### YOUR OBJECTIVE:
Each entry must appear again exactly as it does in the source.

### PROVIDED DATA:
—————

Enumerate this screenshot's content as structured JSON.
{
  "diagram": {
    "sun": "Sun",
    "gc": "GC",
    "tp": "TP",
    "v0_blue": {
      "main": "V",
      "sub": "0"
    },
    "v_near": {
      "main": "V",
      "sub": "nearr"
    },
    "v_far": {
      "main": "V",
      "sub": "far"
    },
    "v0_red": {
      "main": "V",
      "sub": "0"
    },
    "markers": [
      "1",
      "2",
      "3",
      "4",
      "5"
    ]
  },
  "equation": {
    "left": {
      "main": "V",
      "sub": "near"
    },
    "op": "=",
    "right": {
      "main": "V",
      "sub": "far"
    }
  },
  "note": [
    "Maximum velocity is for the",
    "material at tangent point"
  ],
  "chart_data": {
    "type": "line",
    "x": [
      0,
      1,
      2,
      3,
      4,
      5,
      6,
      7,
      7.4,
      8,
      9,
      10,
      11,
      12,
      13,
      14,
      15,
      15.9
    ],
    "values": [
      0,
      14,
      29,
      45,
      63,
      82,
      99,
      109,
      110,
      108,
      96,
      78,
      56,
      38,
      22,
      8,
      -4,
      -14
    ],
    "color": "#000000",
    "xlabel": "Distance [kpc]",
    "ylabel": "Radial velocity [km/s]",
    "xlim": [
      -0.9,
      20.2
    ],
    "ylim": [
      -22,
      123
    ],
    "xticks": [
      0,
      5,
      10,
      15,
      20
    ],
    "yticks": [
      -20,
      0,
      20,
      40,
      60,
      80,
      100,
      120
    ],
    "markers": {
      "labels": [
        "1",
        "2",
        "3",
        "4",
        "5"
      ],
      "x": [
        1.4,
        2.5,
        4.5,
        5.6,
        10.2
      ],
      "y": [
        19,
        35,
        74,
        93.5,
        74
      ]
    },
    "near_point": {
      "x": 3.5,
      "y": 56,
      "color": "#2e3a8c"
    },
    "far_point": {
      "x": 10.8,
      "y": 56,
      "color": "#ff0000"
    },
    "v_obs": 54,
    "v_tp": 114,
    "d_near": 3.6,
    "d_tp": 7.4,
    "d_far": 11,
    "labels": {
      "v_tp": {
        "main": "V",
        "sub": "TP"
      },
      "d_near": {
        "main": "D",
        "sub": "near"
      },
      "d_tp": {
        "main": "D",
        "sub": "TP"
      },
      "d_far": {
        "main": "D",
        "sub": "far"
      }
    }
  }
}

—————

### IN RESPONSE:
Enumerate this screenshot's content as structured JSON.
{
  "diagram": {
    "sun": "Sun",
    "gc": "GC",
    "tp": "TP",
    "v0_blue": {
      "main": "V",
      "sub": "0"
    },
    "v_near": {
      "main": "V",
      "sub": "nearr"
    },
    "v_far": {
      "main": "V",
      "sub": "far"
    },
    "v0_red": {
      "main": "V",
      "sub": "0"
    },
    "markers": [
      "1",
      "2",
      "3",
      "4",
      "5"
    ]
  },
  "equation": {
    "left": {
      "main": "V",
      "sub": "near"
    },
    "op": "=",
    "right": {
      "main": "V",
      "sub": "far"
    }
  },
  "note": [
    "Maximum velocity is for the",
    "material at tangent point"
  ],
  "chart_data": {
    "type": "line",
    "x": [
      0,
      1,
      2,
      3,
      4,
      5,
      6,
      7,
      7.4,
      8,
      9,
      10,
      11,
      12,
      13,
      14,
      15,
      15.9
    ],
    "values": [
      0,
      14,
      29,
      45,
      63,
      82,
      99,
      109,
      110,
      108,
      96,
      78,
      56,
      38,
      22,
      8,
      -4,
      -14
    ],
    "color": "#000000",
    "xlabel": "Distance [kpc]",
    "ylabel": "Radial velocity [km/s]",
    "xlim": [
      -0.9,
      20.2
    ],
    "ylim": [
      -22,
      123
    ],
    "xticks": [
      0,
      5,
      10,
      15,
      20
    ],
    "yticks": [
      -20,
      0,
      20,
      40,
      60,
      80,
      100,
      120
    ],
    "markers": {
      "labels": [
        "1",
        "2",
        "3",
        "4",
        "5"
      ],
      "x": [
        1.4,
        2.5,
        4.5,
        5.6,
        10.2
      ],
      "y": [
        19,
        35,
        74,
        93.5,
        74
      ]
    },
    "near_point": {
      "x": 3.5,
      "y": 56,
      "color": "#2e3a8c"
    },
    "far_point": {
      "x": 10.8,
      "y": 56,
      "color": "#ff0000"
    },
    "v_obs": 54,
    "v_tp": 114,
    "d_near": 3.6,
    "d_tp": 7.4,
    "d_far": 11,
    "labels": {
      "v_tp": {
        "main": "V",
        "sub": "TP"
      },
      "d_near": {
        "main": "D",
        "sub": "near"
      },
      "d_tp": {
        "main": "D",
        "sub": "TP"
      },
      "d_far": {
        "main": "D",
        "sub": "far"
      }
    }
  }
}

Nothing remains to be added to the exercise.